- [WORK REQUIRED]
Each record needs to be echoed exactly; can you do that?
[Start GIVEN RECORDS]
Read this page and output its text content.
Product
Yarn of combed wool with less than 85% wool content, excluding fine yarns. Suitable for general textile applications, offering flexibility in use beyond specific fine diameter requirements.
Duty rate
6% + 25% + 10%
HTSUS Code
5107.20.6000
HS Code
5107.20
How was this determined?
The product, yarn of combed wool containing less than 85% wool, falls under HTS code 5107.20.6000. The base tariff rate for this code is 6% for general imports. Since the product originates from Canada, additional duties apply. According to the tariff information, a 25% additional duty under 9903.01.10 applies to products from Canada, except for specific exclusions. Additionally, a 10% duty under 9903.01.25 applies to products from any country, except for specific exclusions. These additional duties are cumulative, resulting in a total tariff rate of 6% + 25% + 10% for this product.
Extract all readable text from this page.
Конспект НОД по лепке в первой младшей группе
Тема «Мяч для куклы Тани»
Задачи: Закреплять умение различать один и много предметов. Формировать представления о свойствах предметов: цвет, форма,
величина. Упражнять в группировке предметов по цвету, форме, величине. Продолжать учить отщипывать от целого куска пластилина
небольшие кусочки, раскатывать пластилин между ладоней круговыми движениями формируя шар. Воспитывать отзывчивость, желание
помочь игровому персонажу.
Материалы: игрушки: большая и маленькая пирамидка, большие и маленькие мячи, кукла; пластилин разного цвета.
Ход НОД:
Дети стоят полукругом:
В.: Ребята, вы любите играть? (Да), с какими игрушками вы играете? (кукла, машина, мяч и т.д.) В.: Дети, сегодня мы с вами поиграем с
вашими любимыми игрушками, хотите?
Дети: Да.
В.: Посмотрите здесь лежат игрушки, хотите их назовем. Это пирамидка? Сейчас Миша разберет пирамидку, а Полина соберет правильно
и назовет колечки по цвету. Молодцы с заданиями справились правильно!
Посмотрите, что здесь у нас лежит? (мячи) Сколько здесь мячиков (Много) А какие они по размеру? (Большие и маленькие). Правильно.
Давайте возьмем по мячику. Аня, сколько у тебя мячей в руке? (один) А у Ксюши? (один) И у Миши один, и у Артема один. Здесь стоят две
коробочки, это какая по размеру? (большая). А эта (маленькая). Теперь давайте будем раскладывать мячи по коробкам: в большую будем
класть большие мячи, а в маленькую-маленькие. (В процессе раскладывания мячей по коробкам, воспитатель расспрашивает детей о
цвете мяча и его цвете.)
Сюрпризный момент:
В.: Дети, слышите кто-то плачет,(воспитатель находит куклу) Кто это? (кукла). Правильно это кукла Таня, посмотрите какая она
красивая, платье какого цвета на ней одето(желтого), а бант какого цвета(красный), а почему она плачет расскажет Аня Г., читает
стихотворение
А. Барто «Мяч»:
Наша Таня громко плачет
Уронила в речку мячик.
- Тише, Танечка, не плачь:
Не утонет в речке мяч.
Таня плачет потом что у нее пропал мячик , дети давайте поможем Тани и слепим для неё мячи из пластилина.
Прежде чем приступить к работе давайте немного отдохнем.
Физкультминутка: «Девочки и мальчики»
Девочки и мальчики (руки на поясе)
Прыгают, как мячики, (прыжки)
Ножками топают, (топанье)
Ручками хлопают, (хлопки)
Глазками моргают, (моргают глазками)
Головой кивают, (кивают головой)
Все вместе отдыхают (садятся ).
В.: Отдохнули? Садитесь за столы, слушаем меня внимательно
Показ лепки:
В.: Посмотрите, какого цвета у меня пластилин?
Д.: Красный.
[End GIVEN RECORDS]
- [SOLUTION FOR THIS TASK]
Read this page and output its text content.
Product
Yarn of combed wool with less than 85% wool content, excluding fine yarns. Suitable for general textile applications, offering flexibility in use beyond specific fine diameter requirements.
Duty rate
6% + 25% + 10%
HTSUS Code
5107.20.6000
HS Code
5107.20
How was this determined?
The product, yarn of combed wool containing less than 85% wool, falls under HTS code 5107.20.6000. The base tariff rate for this code is 6% for general imports. Since the product originates from Canada, additional duties apply. According to the tariff information, a 25% additional duty under 9903.01.10 applies to products from Canada, except for specific exclusions. Additionally, a 10% duty under 9903.01.25 applies to products from any country, except for specific exclusions. These additional duties are cumulative, resulting in a total tariff rate of 6% + 25% + 10% for this product.
Extract all readable text from this page.
Конспект НОД по лепке в первой младшей группе
Тема «Мяч для куклы Тани»
Задачи: Закреплять умение различать один и много предметов. Формировать представления о свойствах предметов: цвет, форма,
величина. Упражнять в группировке предметов по цвету, форме, величине. Продолжать учить отщипывать от целого куска пластилина
небольшие кусочки, раскатывать пластилин между ладоней круговыми движениями формируя шар. Воспитывать отзывчивость, желание
помочь игровому персонажу.
Материалы: игрушки: большая и маленькая пирамидка, большие и маленькие мячи, кукла; пластилин разного цвета.
Ход НОД:
Дети стоят полукругом:
В.: Ребята, вы любите играть? (Да), с какими игрушками вы играете? (кукла, машина, мяч и т.д.) В.: Дети, сегодня мы с вами поиграем с
вашими любимыми игрушками, хотите?
Дети: Да.
В.: Посмотрите здесь лежат игрушки, хотите их назовем. Это пирамидка? Сейчас Миша разберет пирамидку, а Полина соберет правильно
и назовет колечки по цвету. Молодцы с заданиями справились правильно!
Посмотрите, что здесь у нас лежит? (мячи) Сколько здесь мячиков (Много) А какие они по размеру? (Большие и маленькие). Правильно.
Давайте возьмем по мячику. Аня, сколько у тебя мячей в руке? (один) А у Ксюши? (один) И у Миши один, и у Артема один. Здесь стоят две
коробочки, это какая по размеру? (большая). А эта (маленькая). Теперь давайте будем раскладывать мячи по коробкам: в большую будем
класть большие мячи, а в маленькую-маленькие. (В процессе раскладывания мячей по коробкам, воспитатель расспрашивает детей о
цвете мяча и его цвете.)
Сюрпризный момент:
В.: Дети, слышите кто-то плачет,(воспитатель находит куклу) Кто это? (кукла). Правильно это кукла Таня, посмотрите какая она
красивая, платье какого цвета на ней одето(желтого), а бант какого цвета(красный), а почему она плачет расскажет Аня Г., читает
стихотворение
А. Барто «Мяч»:
Наша Таня громко плачет
Уронила в речку мячик.
- Тише, Танечка, не плачь:
Не утонет в речке мяч.
Таня плачет потом что у нее пропал мячик , дети давайте поможем Тани и слепим для неё мячи из пластилина.
Прежде чем приступить к работе давайте немного отдохнем.
Физкультминутка: «Девочки и мальчики»
Девочки и мальчики (руки на поясе)
Прыгают, как мячики, (прыжки)
Ножками топают, (топанье)
Ручками хлопают, (хлопки)
Глазками моргают, (моргают глазками)
Головой кивают, (кивают головой)
Все вместе отдыхают (садятся ).
В.: Отдохнули? Садитесь за столы, слушаем меня внимательно
Показ лепки:
В.: Посмотрите, какого цвета у меня пластилин?
Д.: Красный.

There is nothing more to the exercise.